Directions for this task:
Would you quote every entry exactly, dropping only the pictures?

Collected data
▼▼▼
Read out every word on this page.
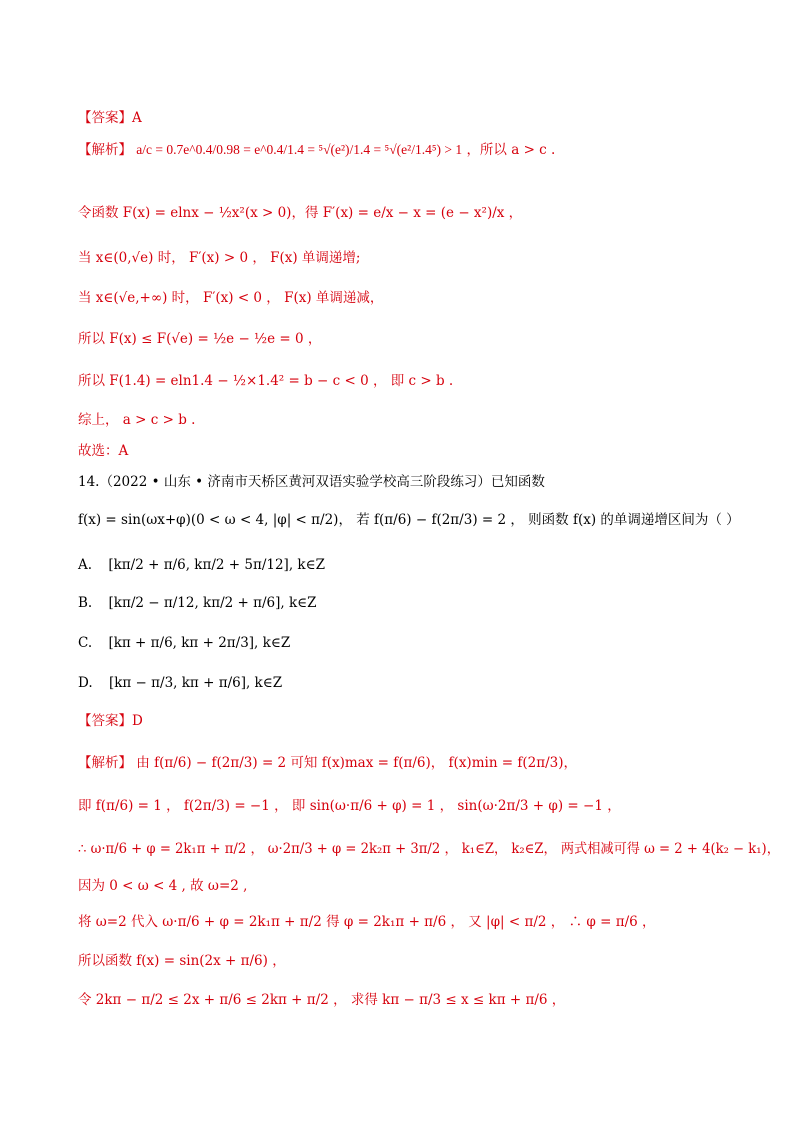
【答案】A
【解析】 a/c = 0.7e^0.4/0.98 = e^0.4/1.4 = ⁵√(e²)/1.4 = ⁵√(e²/1.4⁵) > 1 ，所以 a > c .
令函数 F(x) = elnx − ½x²(x > 0)，得 F′(x) = e/x − x = (e − x²)/x ，
当 x∈(0,√e) 时， F′(x) > 0 ， F(x) 单调递增;
当 x∈(√e,+∞) 时， F′(x) < 0 ， F(x) 单调递减，
所以 F(x) ≤ F(√e) = ½e − ½e = 0 ，
所以 F(1.4) = eln1.4 − ½×1.4² = b − c < 0 ， 即 c > b .
综上， a > c > b .
故选：A
14.（2022 • 山东 • 济南市天桥区黄河双语实验学校高三阶段练习）已知函数
f(x) = sin(ωx+φ)(0 < ω < 4, |φ| < π/2)， 若 f(π/6) − f(2π/3) = 2 ， 则函数 f(x) 的单调递增区间为（ ）
A. [kπ/2 + π/6, kπ/2 + 5π/12], k∈Z
B. [kπ/2 − π/12, kπ/2 + π/6], k∈Z
C. [kπ + π/6, kπ + 2π/3], k∈Z
D. [kπ − π/3, kπ + π/6], k∈Z
【答案】D
【解析】 由 f(π/6) − f(2π/3) = 2 可知 f(x)max = f(π/6)， f(x)min = f(2π/3)，
即 f(π/6) = 1 ， f(2π/3) = −1 ， 即 sin(ω·π/6 + φ) = 1 ， sin(ω·2π/3 + φ) = −1 ，
∴ ω·π/6 + φ = 2k₁π + π/2 ， ω·2π/3 + φ = 2k₂π + 3π/2 ， k₁∈Z， k₂∈Z， 两式相减可得 ω = 2 + 4(k₂ − k₁)，
因为 0 < ω < 4 , 故 ω=2 ,
将 ω=2 代入 ω·π/6 + φ = 2k₁π + π/2 得 φ = 2k₁π + π/6 ， 又 |φ| < π/2 ， ∴ φ = π/6 ，
所以函数 f(x) = sin(2x + π/6) ，
令 2kπ − π/2 ≤ 2x + π/6 ≤ 2kπ + π/2 ， 求得 kπ − π/3 ≤ x ≤ kπ + π/6 ，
▲▲▲
Response to this task:
Read out every word on this page.
【答案】A
【解析】 a/c = 0.7e^0.4/0.98 = e^0.4/1.4 = ⁵√(e²)/1.4 = ⁵√(e²/1.4⁵) > 1 ，所以 a > c .
令函数 F(x) = elnx − ½x²(x > 0)，得 F′(x) = e/x − x = (e − x²)/x ，
当 x∈(0,√e) 时， F′(x) > 0 ， F(x) 单调递增;
当 x∈(√e,+∞) 时， F′(x) < 0 ， F(x) 单调递减，
所以 F(x) ≤ F(√e) = ½e − ½e = 0 ，
所以 F(1.4) = eln1.4 − ½×1.4² = b − c < 0 ， 即 c > b .
综上， a > c > b .
故选：A
14.（2022 • 山东 • 济南市天桥区黄河双语实验学校高三阶段练习）已知函数
f(x) = sin(ωx+φ)(0 < ω < 4, |φ| < π/2)， 若 f(π/6) − f(2π/3) = 2 ， 则函数 f(x) 的单调递增区间为（ ）
A. [kπ/2 + π/6, kπ/2 + 5π/12], k∈Z
B. [kπ/2 − π/12, kπ/2 + π/6], k∈Z
C. [kπ + π/6, kπ + 2π/3], k∈Z
D. [kπ − π/3, kπ + π/6], k∈Z
【答案】D
【解析】 由 f(π/6) − f(2π/3) = 2 可知 f(x)max = f(π/6)， f(x)min = f(2π/3)，
即 f(π/6) = 1 ， f(2π/3) = −1 ， 即 sin(ω·π/6 + φ) = 1 ， sin(ω·2π/3 + φ) = −1 ，
∴ ω·π/6 + φ = 2k₁π + π/2 ， ω·2π/3 + φ = 2k₂π + 3π/2 ， k₁∈Z， k₂∈Z， 两式相减可得 ω = 2 + 4(k₂ − k₁)，
因为 0 < ω < 4 , 故 ω=2 ,
将 ω=2 代入 ω·π/6 + φ = 2k₁π + π/2 得 φ = 2k₁π + π/6 ， 又 |φ| < π/2 ， ∴ φ = π/6 ，
所以函数 f(x) = sin(2x + π/6) ，
令 2kπ − π/2 ≤ 2x + π/6 ≤ 2kπ + π/2 ， 求得 kπ − π/3 ≤ x ≤ kπ + π/6 ，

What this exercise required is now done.